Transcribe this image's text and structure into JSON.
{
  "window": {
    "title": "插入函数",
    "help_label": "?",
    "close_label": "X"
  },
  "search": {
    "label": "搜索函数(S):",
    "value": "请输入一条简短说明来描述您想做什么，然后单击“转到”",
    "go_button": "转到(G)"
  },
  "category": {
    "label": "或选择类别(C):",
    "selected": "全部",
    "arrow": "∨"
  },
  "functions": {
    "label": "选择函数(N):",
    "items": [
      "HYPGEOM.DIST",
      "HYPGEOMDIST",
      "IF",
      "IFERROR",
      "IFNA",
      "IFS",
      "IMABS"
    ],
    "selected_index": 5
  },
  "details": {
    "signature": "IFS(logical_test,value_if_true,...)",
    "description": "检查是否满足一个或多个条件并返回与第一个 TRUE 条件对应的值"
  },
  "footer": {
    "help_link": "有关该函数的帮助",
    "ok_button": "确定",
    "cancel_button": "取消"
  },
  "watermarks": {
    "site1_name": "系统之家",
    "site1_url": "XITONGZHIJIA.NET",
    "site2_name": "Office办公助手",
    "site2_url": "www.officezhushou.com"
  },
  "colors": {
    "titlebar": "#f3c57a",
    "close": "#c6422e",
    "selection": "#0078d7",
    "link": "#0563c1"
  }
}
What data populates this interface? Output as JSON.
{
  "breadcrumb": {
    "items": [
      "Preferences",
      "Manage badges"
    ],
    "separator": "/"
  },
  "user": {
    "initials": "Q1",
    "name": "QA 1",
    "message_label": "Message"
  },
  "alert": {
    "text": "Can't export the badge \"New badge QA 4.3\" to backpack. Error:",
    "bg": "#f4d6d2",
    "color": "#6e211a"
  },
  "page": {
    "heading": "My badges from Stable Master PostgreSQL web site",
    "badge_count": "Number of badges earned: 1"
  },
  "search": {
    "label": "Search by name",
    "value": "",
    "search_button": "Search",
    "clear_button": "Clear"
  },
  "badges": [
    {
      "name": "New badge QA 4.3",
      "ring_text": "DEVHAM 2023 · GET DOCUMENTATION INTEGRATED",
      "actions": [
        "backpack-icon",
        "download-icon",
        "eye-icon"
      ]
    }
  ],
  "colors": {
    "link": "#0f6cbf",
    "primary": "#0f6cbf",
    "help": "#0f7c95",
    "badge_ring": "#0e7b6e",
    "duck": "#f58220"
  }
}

________________________________________

**Task requirements**
Return all lines containing the word "backpack".

**Written solution**
    "text": "Can't export the badge \"New badge QA 4.3\" to backpack. Error:",
        "backpack-icon",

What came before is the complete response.